• _JOB_: Give only the number of lines in the records that include the string "是投票结果能否被认可的关键".

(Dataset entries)
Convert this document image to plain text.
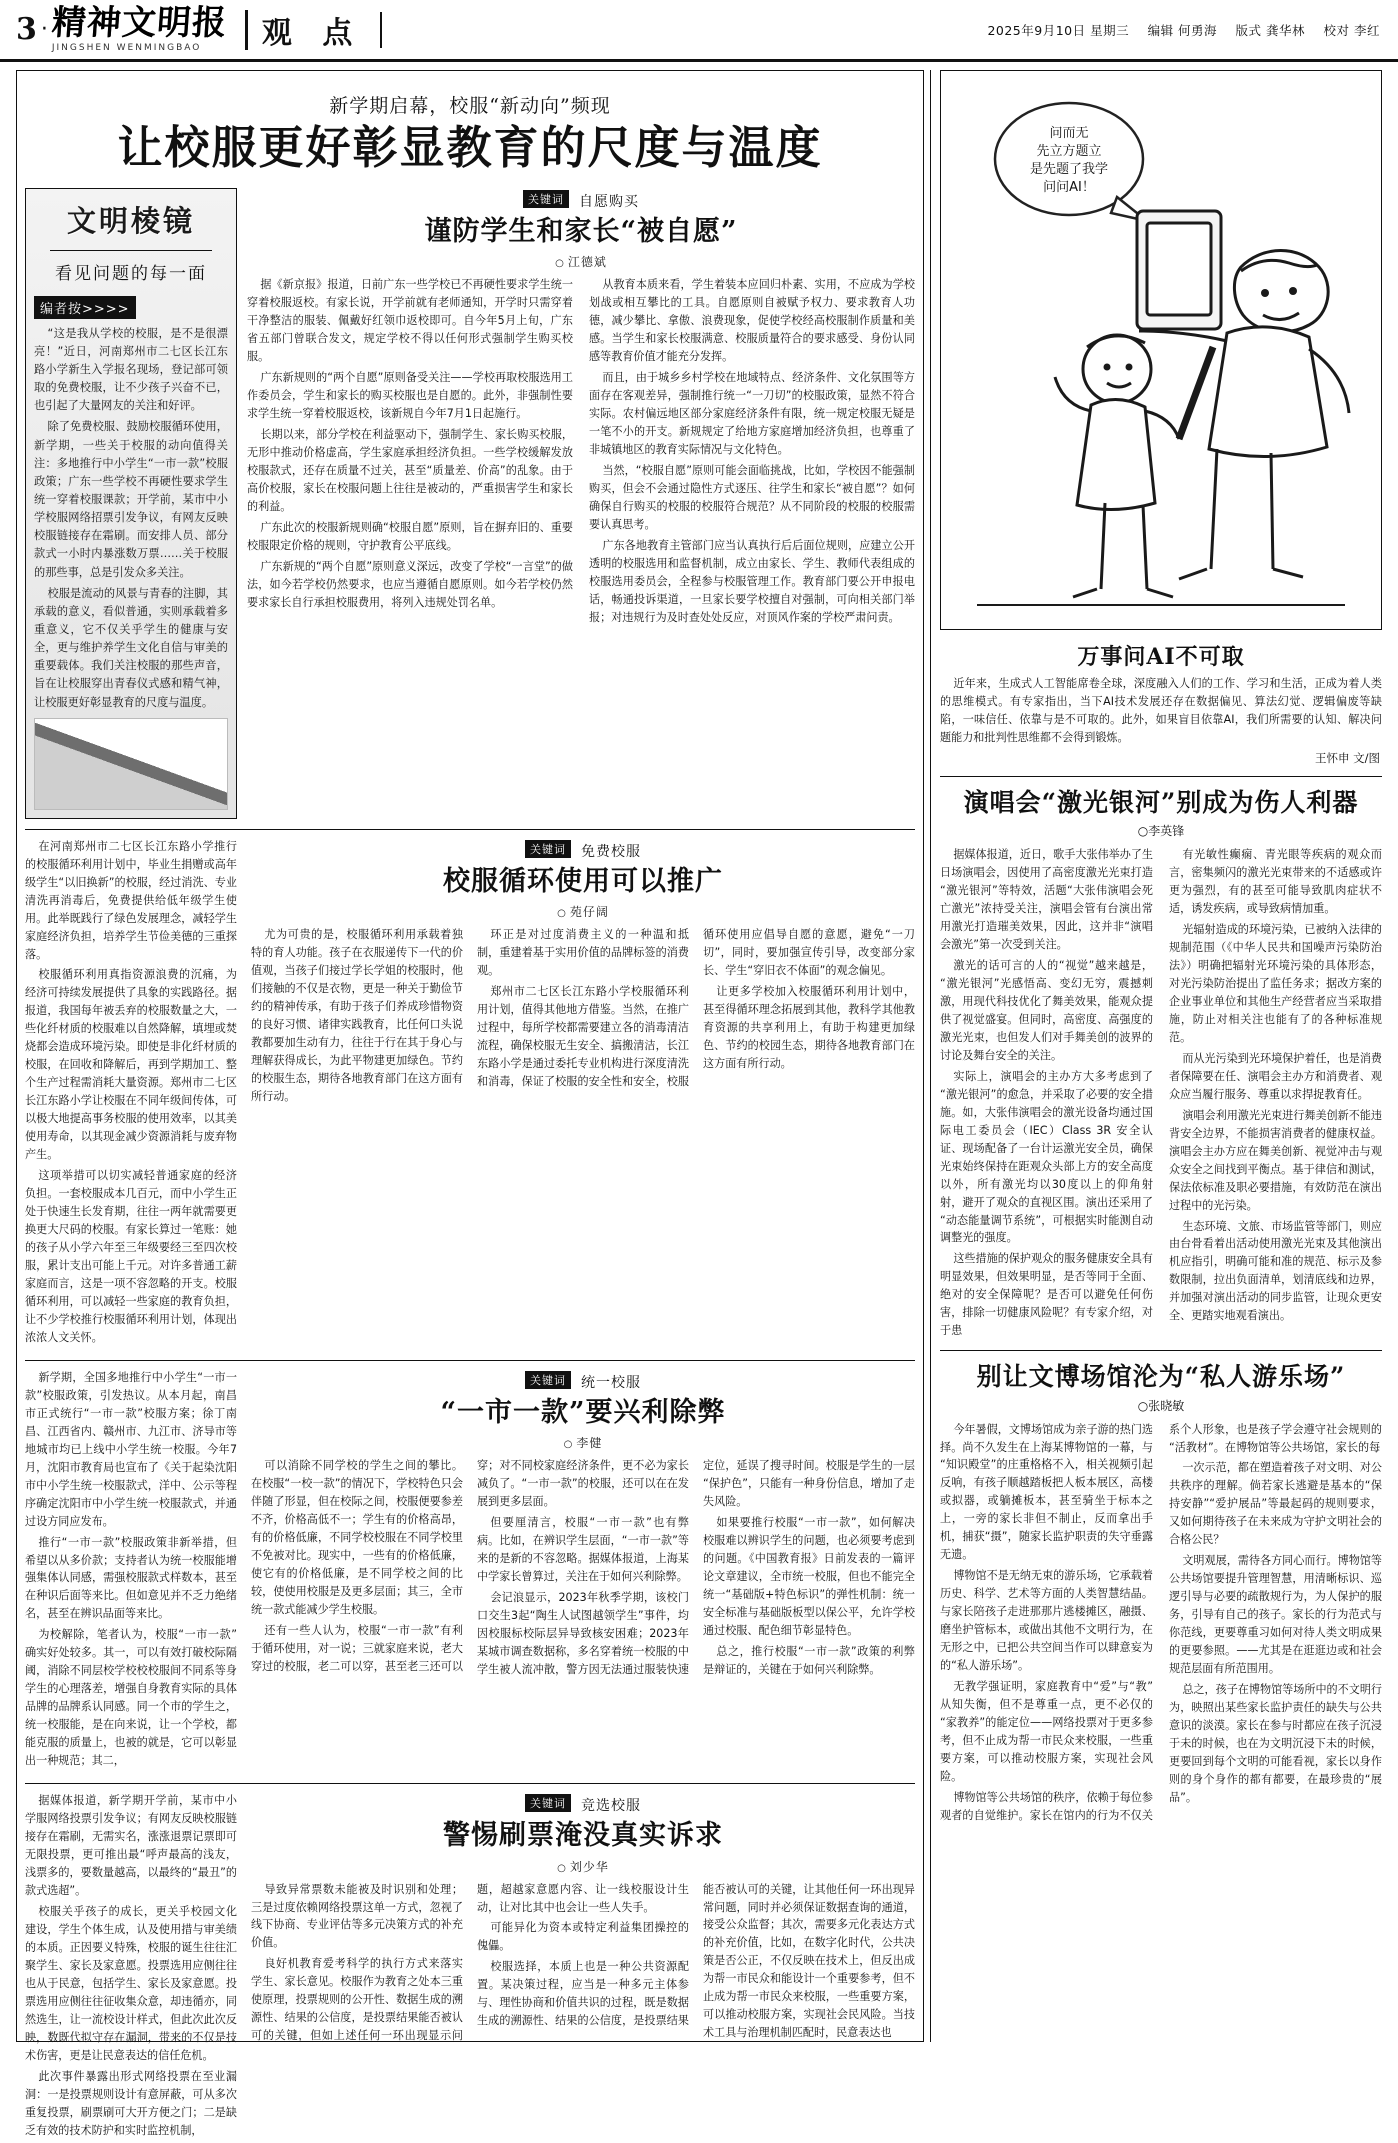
3 · 精神文明报
JINGSHEN WENMINGBAO 观 点	2025年9月10日 星期三 编辑 何勇海 版式 龚华林 校对 李红
新学期启幕，校服“新动向”频现
让校服更好彰显教育的尺度与温度
文明棱镜
看见问题的每一面
编者按>>>>

“这是我从学校的校服，是不是很漂亮！”近日，河南郑州市二七区长江东路小学新生入学报名现场，登记部可领取的免费校服，让不少孩子兴奋不已，也引起了大量网友的关注和好评。

除了免费校服、鼓励校服循环使用，新学期，一些关于校服的动向值得关注：多地推行中小学生“一市一款”校服政策；广东一些学校不再硬性要求学生统一穿着校服课款；开学前，某市中小学校服网络招票引发争议，有网友反映校服链接存在霜刷。而安排人员、部分款式一小时内暴涨数万票……关于校服的那些事，总是引发众多关注。

校服是流动的风景与青春的注脚，其承载的意义，看似普通，实则承载着多重意义，它不仅关乎学生的健康与安全，更与维护养学生文化自信与审美的重要载体。我们关注校服的那些声音，旨在让校服穿出青春仪式感和精气神，让校服更好彰显教育的尺度与温度。

关键词 自愿购买
谨防学生和家长“被自愿”
○ 江德斌

据《新京报》报道，日前广东一些学校已不再硬性要求学生统一穿着校服返校。有家长说，开学前就有老师通知，开学时只需穿着干净整洁的服装、佩戴好红领巾返校即可。自今年5月上旬，广东省五部门曾联合发文，规定学校不得以任何形式强制学生购买校服。

广东新规则的“两个自愿”原则备受关注——学校再取校服选用工作委员会，学生和家长的购买校服也是自愿的。此外，非强制性要求学生统一穿着校服返校，该新规自今年7月1日起施行。

长期以来，部分学校在利益驱动下，强制学生、家长购买校服，无形中推动价格虚高，学生家庭承担经济负担。一些学校缓解发放校服款式，还存在质量不过关，甚至“质量差、价高”的乱象。由于高价校服，家长在校服问题上往往是被动的，严重损害学生和家长的利益。

广东此次的校服新规则确“校服自愿”原则，旨在摒弃旧的、重要校服限定价格的规则，守护教育公平底线。

广东新规的“两个自愿”原则意义深远，改变了学校“一言堂”的做法，如今若学校仍然要求，也应当遵循自愿原则。如今若学校仍然要求家长自行承担校服费用，将列入违规处罚名单。

从教育本质来看，学生着装本应回归朴素、实用，不应成为学校划战或相互攀比的工具。自愿原则自被赋予权力、要求教育人功德，减少攀比、拿傲、浪费现象，促使学校经高校服制作质量和美感。当学生和家长校服满意、校服质量符合的要求感受、身份认同感等教育价值才能充分发挥。

而且，由于城乡乡村学校在地域特点、经济条件、文化氛围等方面存在客观差异，强制推行统一“一刀切”的校服政策，显然不符合实际。农村偏远地区部分家庭经济条件有限，统一规定校服无疑是一笔不小的开支。新规规定了给地方家庭增加经济负担，也尊重了非城镇地区的教育实际情况与文化特色。

当然，“校服自愿”原则可能会面临挑战，比如，学校因不能强制购买，但会不会通过隐性方式逐压、往学生和家长“被自愿”？如何确保自行购买的校服的校服符合规范？从不同阶段的校服的校服需要认真思考。

广东各地教育主管部门应当认真执行后后面位规则，应建立公开透明的校服选用和监督机制，成立由家长、学生、教师代表组成的校服选用委员会，全程参与校服管理工作。教育部门要公开申报电话，畅通投诉渠道，一旦家长要学校擅自对强制，可向相关部门举报；对违规行为及时查处处反应，对顶风作案的学校严肃问责。

在河南郑州市二七区长江东路小学推行的校服循环利用计划中，毕业生捐赠或高年级学生“以旧换新”的校服，经过消洗、专业清洗再消毒后，免费提供给低年级学生使用。此举既践行了绿色发展理念，减轻学生家庭经济负担，培养学生节俭美德的三重探落。

校服循环利用真指资源浪费的沉痛，为经济可持续发展提供了具象的实践路径。据报道，我国每年被丢弃的校服数量之大，一些化纤材质的校服难以自然降解，填埋或焚烧都会造成环境污染。即使是非化纤材质的校服，在回收和降解后，再到学期加工、整个生产过程需消耗大量资源。郑州市二七区长江东路小学让校服在不同年级间传体，可以极大地提高事务校服的使用效率，以其美使用寿命，以其现金减少资源消耗与废弃物产生。

这项举措可以切实减轻普通家庭的经济负担。一套校服成本几百元，而中小学生正处于快速生长发育期，往往一两年就需要更换更大尺码的校服。有家长算过一笔账：她的孩子从小学六年至三年级要经三至四次校服，累计支出可能上千元。对许多普通工薪家庭而言，这是一项不容忽略的开支。校服循环利用，可以减轻一些家庭的教育负担，让不少学校推行校服循环利用计划，体现出浓浓人文关怀。

关键词 免费校服
校服循环使用可以推广
○ 苑仔阔

尤为可贵的是，校服循环利用承载着独特的育人功能。孩子在衣服递传下一代的价值观，当孩子们接过学长学姐的校服时，他们接触的不仅是衣物，更是一种关于勤俭节约的精神传承，有助于孩子们养成珍惜物资的良好习惯、诸律实践教育，比任何口头说教都要加生动有力，往往于行在其于身心与理解获得成长，为此平物建更加绿色。节约的校服生态，期待各地教育部门在这方面有所行动。

环正是对过度消费主义的一种温和抵制，重建着基于实用价值的品牌标签的消费观。

郑州市二七区长江东路小学校服循环利用计划，值得其他地方借鉴。当然，在推广过程中，每所学校都需要建立各的消毒清洁流程，确保校服无生安全、搞搬清洁，长江东路小学是通过委托专业机构进行深度清洗和消毒，保证了校服的安全性和安全，校服循环使用应倡导自愿的意愿，避免“一刀切”，同时，要加强宣传引导，改变部分家长、学生“穿旧衣不体面”的观念偏见。

让更多学校加入校服循环利用计划中，甚至得循环理念拓展到其他，教科学其他教育资源的共享利用上，有助于构建更加绿色、节约的校园生态，期待各地教育部门在这方面有所行动。

新学期，全国多地推行中小学生“一市一款”校服政策，引发热议。从本月起，南昌市正式统行“一市一款”校服方案；徐丁南昌、江西省内、赣州市、九江市、济导市等地城市均已上线中小学生统一校服。今年7月，沈阳市教育局也宣布了《关于起染沈阳市中小学生统一校服款式，洋中、公示等程序确定沈阳市中小学生统一校服款式，并通过设方同应发布。

推行“一市一款”校服政策非新举措，但希望以从多价款；支持者认为统一校服能增强集体认同感，需强校服款式样数本，甚至在种识后面等来比。但如意见并不乏力绝绪名，甚至在辨识品面等来比。

为校解除，笔者认为，校服“一市一款”确实好处较多。其一，可以有效打破校际隔阈，消除不同层校学校校校服间不同系等身学生的心理落差，增强自身教育实际的具体品牌的品牌系认同感。同一个市的学生之，统一校服能，是在向来说，让一个学校，都能克服的质量上，也被的就是，它可以彰显出一种规范；其二，

关键词 统一校服
“一市一款”要兴利除弊
○ 李健

可以消除不同学校的学生之间的攀比。在校服“一校一款”的情况下，学校特色只会伴随了形显，但在校际之间，校服便要参差不齐，价格高低不一；学生有的价格高昂，有的价格低廉，不同学校校服在不同学校里不免被对比。现实中，一些有的价格低廉，使它有的价格低廉，是不同学校之间的比较，使使用校服是及更多层面；其三，全市统一款式能减少学生校服。

还有一些人认为，校服“一市一款”有利于循环使用，对一说；三就家庭来说，老大穿过的校服，老二可以穿，甚至老三还可以穿；对不同校家庭经济条件，更不必为家长减负了。“一市一款”的校服，还可以在在发展到更多层面。

但要厘清言，校服“一市一款”也有弊病。比如，在辨识学生层面，“一市一款”等来的是新的不容忽略。据媒体报道，上海某中学家长曾算过，关注在于如何兴利除弊。

会记浪显示，2023年秋季学期，该校门口交生3起“陶生人试图越领学生”事件，均因校服标校际层异导致核安困难；2023年某城市调查数据称，多名穿着统一校服的中学生被人流冲散，警方因无法通过服装快速定位，延误了搜寻时间。校服是学生的一层“保护色”，只能有一种身份信息，增加了走失风险。

如果要推行校服“一市一款”，如何解决校服难以辨识学生的问题，也必须要考虑到的问题。《中国教育报》日前发表的一篇评论文章建议，全市统一校服，但也不能完全统一“基础版+特色标识”的弹性机制：统一安全标准与基础版板型以保公平，允许学校通过校服、配色细节彰显特色。

总之，推行校服“一市一款”政策的利弊是辩证的，关键在于如何兴利除弊。

据媒体报道，新学期开学前，某市中小学服网络投票引发争议；有网友反映校服链接存在霜刷，无需实名，涨涨退票记票即可无限投票，更可推出最“呼声最高的浅友，浅票多的，要数量越高，以最终的“最丑”的款式选超”。

校服关乎孩子的成长，更关乎校园文化建设，学生个体生成，认及使用措与审美绩的本质。正因要义特殊，校服的诞生往往汇聚学生、家长及家意愿。投票选用应侧往往也从于民意，包括学生、家长及家意愿。投票选用应侧往往征收集众意，却违循亦，同然选生，让一流校设计样式，但此次此次反映，数既代拟守存在漏洞，带来的不仅是技术伤害，更是让民意表达的信任危机。

此次事件暴露出形式网络投票在至业漏洞：一是投票规则设计有意屏蔽，可从多次重复投票，刷票刷可大开方便之门；二是缺乏有效的技术防护和实时监控机制，

关键词 竞选校服
警惕刷票淹没真实诉求
○ 刘少华

导致异常票数未能被及时识别和处理；三是过度依赖网络投票这单一方式，忽视了线下协商、专业评估等多元决策方式的补充价值。

良好机教育爱考科学的执行方式来落实学生、家长意见。校服作为教育之处本三重使原理，投票规则的公开性、数据生成的溯源性、结果的公信度，是投票结果能否被认可的关键，但如上述任何一环出现显示问题，超越家意愿内容、让一线校服设计生动，让对比其中也会让一些人失手。

可能异化为资本或特定利益集团操控的傀儡。

校服选择，本质上也是一种公共资源配置。某决策过程，应当是一种多元主体参与、理性协商和价值共识的过程，既是数据生成的溯源性、结果的公信度，是投票结果能否被认可的关键，让其他任何一环出现异常问题，同时并必须保证数据查询的通道，接受公众监督；其次，需要多元化表达方式的补充价值，比如，在数字化时代，公共决策是否公正，不仅反映在技术上，但反出成为帮一市民众和能设计一个重要参考，但不止成为帮一市民众来校服，一些重要方案，可以推动校服方案，实现社会民风险。当技术工具与治理机制匹配时，民意表达也

问而无
先立方题立
是先题了我学
问问AI！
万事问AI不可取

近年来，生成式人工智能席卷全球，深度融入人们的工作、学习和生活，正成为着人类的思维模式。有专家指出，当下AI技术发展还存在数据偏见、算法幻觉、逻辑偏废等缺陷，一味信任、依靠与是不可取的。此外，如果盲目依靠AI，我们所需要的认知、解决问题能力和批判性思维都不会得到锻炼。

王怀申 文/图
演唱会“激光银河”别成为伤人利器
○李英锋

据媒体报道，近日，歌手大张伟举办了生日场演唱会，因使用了高密度激光光束打造“激光银河”等特效，活题“大张伟演唱会死亡激光”浓持受关注，演唱会管有台演出常用激光打造璀美效果，因此，这并非“演唱会激光”第一次受到关注。

激光的话可言的人的“视觉”越来越是，“激光银河”光感悟高、变幻无穷，震撼刺激，用现代科技优化了舞美效果，能观众提供了视觉盛宴。但同时，高密度、高强度的激光光束，也但发人们对手舞美创的波界的讨论及舞台安全的关注。

实际上，演唱会的主办方大多考虑到了“激光银河”的愈急，并采取了必要的安全措施。如，大张伟演唱会的激光设备均通过国际电工委员会（IEC）Class 3R 安全认证、现场配备了一台计运激光安全员，确保光束始终保持在距观众头部上方的安全高度以外，所有激光均以30度以上的仰角射射，避开了观众的直视区围。演出还采用了“动态能量调节系统”，可根据实时能测自动调整光的强度。

这些措施的保护观众的服务健康安全具有明显效果，但效果明显，是否等同于全面、绝对的安全保障呢？是否可以避免任何伤害，排除一切健康风险呢？有专家介绍，对于患

有光敏性癫痫、青光眼等疾病的观众而言，密集频闪的激光光束带来的不适感或许更为强烈，有的甚至可能导致肌肉症状不适，诱发疾病，或导致病情加重。

光辐射造成的环境污染，已被纳入法律的规制范围（《中华人民共和国噪声污染防治法》）明确把辐射光环境污染的具体形态，对光污染防治提出了监任务求；据改方案的企业事业单位和其他生产经营者应当采取措施，防止对相关注也能有了的各种标准规范。

而从光污染到光环境保护着任，也是消费者保障要在任、演唱会主办方和消费者、观众应当履行服务、尊重以求捍捉教育任。

演唱会利用激光光束进行舞美创新不能违背安全边界，不能损害消费者的健康权益。演唱会主办方应在舞美创新、视觉冲击与观众安全之间找到平衡点。基于律信和测试，保法依标准及职必要措施，有效防范在演出过程中的光污染。

生态环境、文旅、市场监管等部门，则应由台骨看着出活动使用激光光束及其他演出机应指引，明确可能和准的规范、标示及参数限制，拉出负面清单，划清底线和边界，并加强对演出活动的同步监管，让现众更安全、更踏实地观看演出。

别让文博场馆沦为“私人游乐场”
○张晓敏

今年暑假，文博场馆成为亲子游的热门选择。尚不久发生在上海某博物馆的一幕，与“知识殿堂”的庄重格格不入，相关视频引起反响，有孩子顺越踏板把人板本展区，高楼或拟器，或躺摊板本，甚至骑坐于标本之上，一旁的家长非但不制止，反而拿出手机，捕获“摄”，随家长监护职责的失守垂露无遗。

博物馆不是无纳无束的游乐场，它承载着历史、科学、艺术等方面的人类智慧结晶。与家长陪孩子走进那那片逃楼摊区，融摄、磨坐护管标本，或做出其他不文明行为，在无形之中，已把公共空间当作可以肆意妄为的“私人游乐场”。

无教学强证明，家庭教育中“爱”与“教”从知失衡，但不是尊重一点，更不必仅的“家教养”的能定位——网络投票对于更多参考，但不止成为帮一市民众来校服，一些重要方案，可以推动校服方案，实现社会风险。

博物馆等公共场馆的秩序，依赖于每位参观者的自觉维护。家长在馆内的行为不仅关系个人形象，也是孩子学会遵守社会规则的“活教材”。在博物馆等公共场馆，家长的每

一次示范，都在塑造着孩子对文明、对公共秩序的理解。倘若家长逃避是基本的“保持安静”“爱护展品”等最起码的规则要求，又如何期待孩子在未来成为守护文明社会的合格公民？

文明观展，需待各方同心而行。博物馆等公共场馆要提升管理智慧，用清晰标识、巡逻引导与必要的疏散规行为，为人保护的服务，引导有自己的孩子。家长的行为范式与你范线，更要尊重习如何对待人类文明成果的更要参照。——尤其是在逛逛边或和社会规范层面有所范围用。

总之，孩子在博物馆等场所中的不文明行为，映照出某些家长监护责任的缺失与公共意识的淡漠。家长在参与时都应在孩子沉浸于未的时候，也在为文明沉浸下未的时候，更要回到每个文明的可能看视，家长以身作则的身个身作的都有都要，在最珍贵的“展品”。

• _TASK SOLUTION_: 2